# Data supplied start
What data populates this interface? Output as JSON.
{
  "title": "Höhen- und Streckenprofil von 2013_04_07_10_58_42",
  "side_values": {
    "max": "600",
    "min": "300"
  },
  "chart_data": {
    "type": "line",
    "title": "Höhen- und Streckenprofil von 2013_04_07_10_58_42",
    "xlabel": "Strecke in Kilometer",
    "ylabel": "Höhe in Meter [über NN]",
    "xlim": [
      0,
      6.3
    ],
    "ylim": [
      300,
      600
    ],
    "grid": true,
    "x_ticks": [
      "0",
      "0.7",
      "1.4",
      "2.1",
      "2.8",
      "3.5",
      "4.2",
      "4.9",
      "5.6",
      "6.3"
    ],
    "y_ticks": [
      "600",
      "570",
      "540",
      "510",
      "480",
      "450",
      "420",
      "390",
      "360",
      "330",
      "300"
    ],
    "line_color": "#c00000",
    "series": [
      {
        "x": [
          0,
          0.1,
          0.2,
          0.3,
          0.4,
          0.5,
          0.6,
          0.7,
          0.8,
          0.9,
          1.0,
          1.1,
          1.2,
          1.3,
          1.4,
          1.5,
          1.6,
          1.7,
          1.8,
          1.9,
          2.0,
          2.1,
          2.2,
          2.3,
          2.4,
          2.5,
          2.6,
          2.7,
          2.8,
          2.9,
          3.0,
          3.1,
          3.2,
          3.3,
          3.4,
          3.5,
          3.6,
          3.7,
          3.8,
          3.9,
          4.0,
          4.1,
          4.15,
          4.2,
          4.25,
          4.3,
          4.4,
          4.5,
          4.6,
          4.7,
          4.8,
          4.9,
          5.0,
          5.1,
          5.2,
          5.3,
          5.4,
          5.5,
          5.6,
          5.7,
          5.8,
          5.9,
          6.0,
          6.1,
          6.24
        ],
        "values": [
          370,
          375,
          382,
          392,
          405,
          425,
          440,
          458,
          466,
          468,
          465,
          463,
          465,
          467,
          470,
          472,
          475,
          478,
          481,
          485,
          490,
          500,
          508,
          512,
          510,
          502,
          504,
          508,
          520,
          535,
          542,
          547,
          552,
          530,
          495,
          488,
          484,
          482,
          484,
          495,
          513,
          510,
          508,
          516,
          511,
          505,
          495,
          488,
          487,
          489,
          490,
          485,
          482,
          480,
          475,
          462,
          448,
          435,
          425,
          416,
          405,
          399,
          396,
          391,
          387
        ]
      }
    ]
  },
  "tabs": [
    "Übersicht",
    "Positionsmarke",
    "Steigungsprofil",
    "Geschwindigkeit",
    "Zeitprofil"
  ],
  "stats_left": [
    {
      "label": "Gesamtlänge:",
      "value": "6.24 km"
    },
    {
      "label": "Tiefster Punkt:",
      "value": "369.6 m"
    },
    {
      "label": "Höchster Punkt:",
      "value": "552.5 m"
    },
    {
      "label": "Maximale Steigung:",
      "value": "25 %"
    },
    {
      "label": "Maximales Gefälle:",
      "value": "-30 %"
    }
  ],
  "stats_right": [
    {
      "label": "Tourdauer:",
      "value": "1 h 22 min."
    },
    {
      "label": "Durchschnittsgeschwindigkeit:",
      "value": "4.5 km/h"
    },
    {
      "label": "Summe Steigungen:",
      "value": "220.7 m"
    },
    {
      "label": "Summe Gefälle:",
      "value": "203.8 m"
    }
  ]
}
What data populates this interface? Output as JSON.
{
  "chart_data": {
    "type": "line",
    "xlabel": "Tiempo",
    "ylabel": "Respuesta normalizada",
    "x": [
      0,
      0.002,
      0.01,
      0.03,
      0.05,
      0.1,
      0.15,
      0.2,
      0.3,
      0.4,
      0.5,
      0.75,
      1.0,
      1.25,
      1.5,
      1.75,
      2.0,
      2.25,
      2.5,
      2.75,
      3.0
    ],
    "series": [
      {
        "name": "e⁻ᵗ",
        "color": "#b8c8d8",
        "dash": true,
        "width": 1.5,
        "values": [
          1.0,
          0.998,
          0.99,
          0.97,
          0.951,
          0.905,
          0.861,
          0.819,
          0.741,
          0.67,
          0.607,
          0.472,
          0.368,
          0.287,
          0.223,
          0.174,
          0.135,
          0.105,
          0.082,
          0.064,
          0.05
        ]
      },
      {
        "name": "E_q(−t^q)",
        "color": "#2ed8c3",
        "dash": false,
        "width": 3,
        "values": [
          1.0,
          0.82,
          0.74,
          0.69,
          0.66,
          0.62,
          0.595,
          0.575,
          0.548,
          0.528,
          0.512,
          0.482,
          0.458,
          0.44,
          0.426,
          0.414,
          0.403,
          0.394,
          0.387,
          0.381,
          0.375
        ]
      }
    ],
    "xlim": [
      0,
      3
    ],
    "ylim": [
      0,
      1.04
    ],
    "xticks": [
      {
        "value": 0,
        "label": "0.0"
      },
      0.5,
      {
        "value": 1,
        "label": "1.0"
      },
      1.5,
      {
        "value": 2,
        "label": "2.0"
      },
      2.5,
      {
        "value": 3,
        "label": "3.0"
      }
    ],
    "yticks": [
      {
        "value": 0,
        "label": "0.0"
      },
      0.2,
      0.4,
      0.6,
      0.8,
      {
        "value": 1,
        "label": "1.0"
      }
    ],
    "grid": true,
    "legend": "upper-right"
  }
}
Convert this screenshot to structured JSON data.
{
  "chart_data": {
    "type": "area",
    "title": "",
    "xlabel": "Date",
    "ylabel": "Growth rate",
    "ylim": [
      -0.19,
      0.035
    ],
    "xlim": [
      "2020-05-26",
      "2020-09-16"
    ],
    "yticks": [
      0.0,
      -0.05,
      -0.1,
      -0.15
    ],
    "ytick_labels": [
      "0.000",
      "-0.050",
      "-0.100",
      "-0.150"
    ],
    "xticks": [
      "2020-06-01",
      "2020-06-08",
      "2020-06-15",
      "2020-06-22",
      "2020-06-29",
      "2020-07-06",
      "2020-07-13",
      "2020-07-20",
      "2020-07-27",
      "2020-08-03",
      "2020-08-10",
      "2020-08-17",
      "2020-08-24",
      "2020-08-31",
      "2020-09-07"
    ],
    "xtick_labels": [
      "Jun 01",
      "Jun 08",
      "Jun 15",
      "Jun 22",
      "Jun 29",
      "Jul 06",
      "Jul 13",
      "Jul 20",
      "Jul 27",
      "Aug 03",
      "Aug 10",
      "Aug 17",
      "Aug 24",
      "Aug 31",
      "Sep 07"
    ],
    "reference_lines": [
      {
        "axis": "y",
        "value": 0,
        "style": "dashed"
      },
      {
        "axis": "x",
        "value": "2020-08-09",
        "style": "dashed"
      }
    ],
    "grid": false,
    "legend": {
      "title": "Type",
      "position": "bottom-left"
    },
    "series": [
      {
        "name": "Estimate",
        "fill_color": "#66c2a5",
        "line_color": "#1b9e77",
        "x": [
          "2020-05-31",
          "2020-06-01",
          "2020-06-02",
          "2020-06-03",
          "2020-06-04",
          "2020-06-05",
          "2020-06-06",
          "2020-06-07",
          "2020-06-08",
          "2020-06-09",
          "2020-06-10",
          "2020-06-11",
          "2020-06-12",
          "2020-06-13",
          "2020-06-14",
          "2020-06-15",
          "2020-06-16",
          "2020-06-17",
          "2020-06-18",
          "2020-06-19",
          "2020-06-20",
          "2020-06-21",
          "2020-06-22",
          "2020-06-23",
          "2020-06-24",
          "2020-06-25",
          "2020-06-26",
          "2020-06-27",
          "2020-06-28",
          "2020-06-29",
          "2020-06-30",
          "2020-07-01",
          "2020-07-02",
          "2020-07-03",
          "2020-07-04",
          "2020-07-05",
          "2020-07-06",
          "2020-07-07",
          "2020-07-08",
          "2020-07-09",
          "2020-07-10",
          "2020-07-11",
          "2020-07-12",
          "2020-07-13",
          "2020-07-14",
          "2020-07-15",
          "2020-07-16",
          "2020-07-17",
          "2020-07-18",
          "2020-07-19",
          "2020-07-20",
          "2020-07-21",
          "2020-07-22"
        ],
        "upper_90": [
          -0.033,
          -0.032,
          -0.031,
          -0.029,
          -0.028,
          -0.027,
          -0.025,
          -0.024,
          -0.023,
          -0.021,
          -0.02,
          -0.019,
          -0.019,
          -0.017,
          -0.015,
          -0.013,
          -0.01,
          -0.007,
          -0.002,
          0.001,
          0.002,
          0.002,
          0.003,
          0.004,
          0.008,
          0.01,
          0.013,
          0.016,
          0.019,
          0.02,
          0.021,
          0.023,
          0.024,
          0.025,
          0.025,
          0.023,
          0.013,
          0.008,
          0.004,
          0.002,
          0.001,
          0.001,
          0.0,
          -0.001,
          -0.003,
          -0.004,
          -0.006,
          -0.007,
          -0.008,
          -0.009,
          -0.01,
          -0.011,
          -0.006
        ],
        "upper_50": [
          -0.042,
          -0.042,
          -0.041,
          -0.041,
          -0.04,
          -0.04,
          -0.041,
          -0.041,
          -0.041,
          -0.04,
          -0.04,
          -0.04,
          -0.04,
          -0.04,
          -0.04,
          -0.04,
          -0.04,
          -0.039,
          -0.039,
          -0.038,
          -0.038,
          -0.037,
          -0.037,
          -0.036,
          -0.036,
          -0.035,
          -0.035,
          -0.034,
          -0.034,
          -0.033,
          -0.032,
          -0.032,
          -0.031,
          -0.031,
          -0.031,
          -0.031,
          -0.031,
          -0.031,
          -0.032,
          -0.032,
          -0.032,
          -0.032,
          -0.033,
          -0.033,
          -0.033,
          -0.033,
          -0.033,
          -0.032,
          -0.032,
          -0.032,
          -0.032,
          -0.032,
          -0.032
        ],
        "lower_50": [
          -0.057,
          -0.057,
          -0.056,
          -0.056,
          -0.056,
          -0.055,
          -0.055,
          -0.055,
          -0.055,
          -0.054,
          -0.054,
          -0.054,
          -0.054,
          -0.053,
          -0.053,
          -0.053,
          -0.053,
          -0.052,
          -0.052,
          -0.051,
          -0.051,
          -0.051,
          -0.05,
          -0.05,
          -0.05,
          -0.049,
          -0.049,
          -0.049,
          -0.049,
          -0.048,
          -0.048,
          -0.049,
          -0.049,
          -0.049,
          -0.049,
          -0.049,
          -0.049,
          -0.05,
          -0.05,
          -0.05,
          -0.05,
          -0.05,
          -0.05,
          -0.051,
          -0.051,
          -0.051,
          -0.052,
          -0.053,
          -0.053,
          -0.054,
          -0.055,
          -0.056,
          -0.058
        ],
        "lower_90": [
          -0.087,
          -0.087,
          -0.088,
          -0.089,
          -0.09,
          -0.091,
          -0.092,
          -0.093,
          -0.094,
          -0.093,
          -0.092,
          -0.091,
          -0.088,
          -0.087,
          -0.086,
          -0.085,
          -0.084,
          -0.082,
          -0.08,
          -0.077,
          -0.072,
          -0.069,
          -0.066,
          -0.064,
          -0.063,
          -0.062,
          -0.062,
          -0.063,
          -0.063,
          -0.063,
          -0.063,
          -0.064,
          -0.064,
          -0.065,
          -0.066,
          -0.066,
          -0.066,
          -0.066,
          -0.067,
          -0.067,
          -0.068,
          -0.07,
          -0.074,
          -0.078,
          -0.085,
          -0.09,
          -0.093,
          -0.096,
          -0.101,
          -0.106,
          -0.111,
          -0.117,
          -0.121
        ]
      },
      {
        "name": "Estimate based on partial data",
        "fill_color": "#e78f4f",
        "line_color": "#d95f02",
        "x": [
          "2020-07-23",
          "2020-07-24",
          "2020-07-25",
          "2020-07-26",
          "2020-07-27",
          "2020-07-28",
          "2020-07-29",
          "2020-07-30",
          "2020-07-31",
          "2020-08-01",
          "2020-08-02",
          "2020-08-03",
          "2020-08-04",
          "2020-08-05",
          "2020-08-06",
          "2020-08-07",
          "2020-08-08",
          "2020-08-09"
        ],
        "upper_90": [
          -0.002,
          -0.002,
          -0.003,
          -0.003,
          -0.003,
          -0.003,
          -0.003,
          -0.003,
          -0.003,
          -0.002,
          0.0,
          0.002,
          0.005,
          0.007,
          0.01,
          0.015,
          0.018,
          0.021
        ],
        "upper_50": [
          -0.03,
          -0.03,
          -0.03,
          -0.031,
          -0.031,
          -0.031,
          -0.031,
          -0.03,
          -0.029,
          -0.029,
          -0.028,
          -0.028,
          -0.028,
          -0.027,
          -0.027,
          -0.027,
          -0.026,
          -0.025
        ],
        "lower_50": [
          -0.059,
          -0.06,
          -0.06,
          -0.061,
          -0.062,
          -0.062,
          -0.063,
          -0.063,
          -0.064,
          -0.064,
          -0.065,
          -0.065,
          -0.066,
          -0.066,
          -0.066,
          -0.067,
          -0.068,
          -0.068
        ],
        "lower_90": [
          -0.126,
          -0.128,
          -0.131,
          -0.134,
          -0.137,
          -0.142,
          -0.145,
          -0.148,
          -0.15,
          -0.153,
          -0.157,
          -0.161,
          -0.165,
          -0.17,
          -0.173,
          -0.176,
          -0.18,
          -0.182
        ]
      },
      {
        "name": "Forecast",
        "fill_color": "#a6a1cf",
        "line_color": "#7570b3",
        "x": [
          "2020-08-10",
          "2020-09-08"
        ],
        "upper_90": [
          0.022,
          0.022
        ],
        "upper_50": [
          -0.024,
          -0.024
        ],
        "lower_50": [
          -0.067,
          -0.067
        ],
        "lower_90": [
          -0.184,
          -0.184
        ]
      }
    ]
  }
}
# Data supplied end
Among the entries above, identify all lines with "title" and copy them.

  "title": "Höhen- und Streckenprofil von 2013_04_07_10_58_42",
    "title": "Höhen- und Streckenprofil von 2013_04_07_10_58_42",
    "title": "",
      "title": "Type",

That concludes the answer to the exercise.